Copy nothing but the text: repeat each entry exactly and drop the images.

%%

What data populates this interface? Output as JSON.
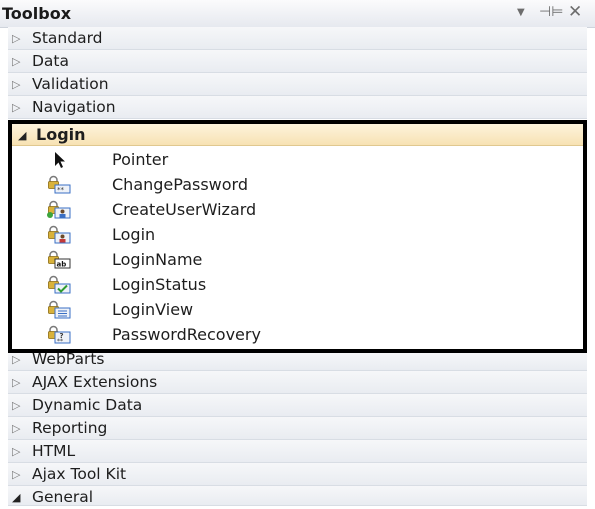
{
  "window": {
    "title": "Toolbox",
    "dropdown_glyph": "▼",
    "pin_glyph": "⊣⊨",
    "close_glyph": "✕"
  },
  "categories_above": [
    {
      "label": "Standard",
      "expanded": false
    },
    {
      "label": "Data",
      "expanded": false
    },
    {
      "label": "Validation",
      "expanded": false
    },
    {
      "label": "Navigation",
      "expanded": false
    }
  ],
  "login_group": {
    "label": "Login",
    "expanded": true,
    "tools": [
      {
        "label": "Pointer",
        "icon": "pointer-arrow-icon"
      },
      {
        "label": "ChangePassword",
        "icon": "change-password-icon"
      },
      {
        "label": "CreateUserWizard",
        "icon": "create-user-wizard-icon"
      },
      {
        "label": "Login",
        "icon": "login-control-icon"
      },
      {
        "label": "LoginName",
        "icon": "login-name-icon"
      },
      {
        "label": "LoginStatus",
        "icon": "login-status-icon"
      },
      {
        "label": "LoginView",
        "icon": "login-view-icon"
      },
      {
        "label": "PasswordRecovery",
        "icon": "password-recovery-icon"
      }
    ]
  },
  "categories_below": [
    {
      "label": "WebParts",
      "expanded": false
    },
    {
      "label": "AJAX Extensions",
      "expanded": false
    },
    {
      "label": "Dynamic Data",
      "expanded": false
    },
    {
      "label": "Reporting",
      "expanded": false
    },
    {
      "label": "HTML",
      "expanded": false
    },
    {
      "label": "Ajax Tool Kit",
      "expanded": false
    },
    {
      "label": "General",
      "expanded": true
    }
  ],
  "glyphs": {
    "collapsed": "▷",
    "expanded": "◢"
  },
  "colors": {
    "highlight_border": "#000000",
    "selected_header": "#f7e2b3",
    "lock_gold": "#d9b23a",
    "lock_blue": "#3a6fc4"
  }
}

%%

RESULT OF THE TASK:
What data populates this interface? Output as JSON.
{
  "window": {
    "title": "Toolbox",
    "dropdown_glyph": "▼",
    "pin_glyph": "⊣⊨",
    "close_glyph": "✕"
  },
  "categories_above": [
    {
      "label": "Standard",
      "expanded": false
    },
    {
      "label": "Data",
      "expanded": false
    },
    {
      "label": "Validation",
      "expanded": false
    },
    {
      "label": "Navigation",
      "expanded": false
    }
  ],
  "login_group": {
    "label": "Login",
    "expanded": true,
    "tools": [
      {
        "label": "Pointer",
        "icon": "pointer-arrow-icon"
      },
      {
        "label": "ChangePassword",
        "icon": "change-password-icon"
      },
      {
        "label": "CreateUserWizard",
        "icon": "create-user-wizard-icon"
      },
      {
        "label": "Login",
        "icon": "login-control-icon"
      },
      {
        "label": "LoginName",
        "icon": "login-name-icon"
      },
      {
        "label": "LoginStatus",
        "icon": "login-status-icon"
      },
      {
        "label": "LoginView",
        "icon": "login-view-icon"
      },
      {
        "label": "PasswordRecovery",
        "icon": "password-recovery-icon"
      }
    ]
  },
  "categories_below": [
    {
      "label": "WebParts",
      "expanded": false
    },
    {
      "label": "AJAX Extensions",
      "expanded": false
    },
    {
      "label": "Dynamic Data",
      "expanded": false
    },
    {
      "label": "Reporting",
      "expanded": false
    },
    {
      "label": "HTML",
      "expanded": false
    },
    {
      "label": "Ajax Tool Kit",
      "expanded": false
    },
    {
      "label": "General",
      "expanded": true
    }
  ],
  "glyphs": {
    "collapsed": "▷",
    "expanded": "◢"
  },
  "colors": {
    "highlight_border": "#000000",
    "selected_header": "#f7e2b3",
    "lock_gold": "#d9b23a",
    "lock_blue": "#3a6fc4"
  }
}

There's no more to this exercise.